DO THIS: Work through the material below line by line and say how many lines include the word "DAEE". Only the number, please.

DATA SECTION:
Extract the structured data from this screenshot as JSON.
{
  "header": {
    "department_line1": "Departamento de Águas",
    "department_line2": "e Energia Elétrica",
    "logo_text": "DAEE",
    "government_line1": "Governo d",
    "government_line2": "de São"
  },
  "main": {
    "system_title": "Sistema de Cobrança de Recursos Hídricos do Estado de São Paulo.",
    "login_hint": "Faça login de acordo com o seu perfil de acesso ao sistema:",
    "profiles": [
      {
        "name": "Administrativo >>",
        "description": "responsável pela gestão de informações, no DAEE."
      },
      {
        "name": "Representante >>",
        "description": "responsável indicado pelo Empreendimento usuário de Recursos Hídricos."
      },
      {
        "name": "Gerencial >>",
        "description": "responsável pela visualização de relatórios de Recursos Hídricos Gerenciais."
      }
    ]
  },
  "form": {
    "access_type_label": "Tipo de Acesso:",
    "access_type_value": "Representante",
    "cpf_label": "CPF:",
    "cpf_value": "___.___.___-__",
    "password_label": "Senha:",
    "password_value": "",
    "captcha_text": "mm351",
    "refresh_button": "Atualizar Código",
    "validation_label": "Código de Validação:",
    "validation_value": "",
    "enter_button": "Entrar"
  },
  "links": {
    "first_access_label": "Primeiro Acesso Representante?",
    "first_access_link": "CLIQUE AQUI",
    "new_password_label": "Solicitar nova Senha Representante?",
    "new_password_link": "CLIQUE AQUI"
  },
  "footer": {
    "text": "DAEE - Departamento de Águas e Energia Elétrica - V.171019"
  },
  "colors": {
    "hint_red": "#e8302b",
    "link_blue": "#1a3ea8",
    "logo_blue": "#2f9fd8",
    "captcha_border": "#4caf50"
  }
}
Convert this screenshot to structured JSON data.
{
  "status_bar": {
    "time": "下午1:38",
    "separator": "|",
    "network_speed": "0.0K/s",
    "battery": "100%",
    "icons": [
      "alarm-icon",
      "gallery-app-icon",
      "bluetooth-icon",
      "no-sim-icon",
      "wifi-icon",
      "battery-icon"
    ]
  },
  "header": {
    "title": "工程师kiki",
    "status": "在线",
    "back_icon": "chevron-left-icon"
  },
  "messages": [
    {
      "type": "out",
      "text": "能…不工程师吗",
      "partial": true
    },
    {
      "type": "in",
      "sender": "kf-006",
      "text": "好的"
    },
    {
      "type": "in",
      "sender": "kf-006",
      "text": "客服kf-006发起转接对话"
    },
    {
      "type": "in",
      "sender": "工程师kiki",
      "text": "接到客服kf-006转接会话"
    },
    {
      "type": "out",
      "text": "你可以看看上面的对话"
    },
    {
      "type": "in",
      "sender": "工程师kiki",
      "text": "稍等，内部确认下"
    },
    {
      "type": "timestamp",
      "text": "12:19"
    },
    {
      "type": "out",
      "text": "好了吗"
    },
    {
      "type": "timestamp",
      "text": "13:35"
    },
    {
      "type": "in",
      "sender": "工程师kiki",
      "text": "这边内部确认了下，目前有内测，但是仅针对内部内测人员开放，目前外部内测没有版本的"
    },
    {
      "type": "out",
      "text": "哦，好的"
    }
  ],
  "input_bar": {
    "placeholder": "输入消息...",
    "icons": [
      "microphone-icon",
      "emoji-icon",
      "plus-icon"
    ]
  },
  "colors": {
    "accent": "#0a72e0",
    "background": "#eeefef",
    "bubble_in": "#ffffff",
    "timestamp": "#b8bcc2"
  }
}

EXERCISE ANSWER: 3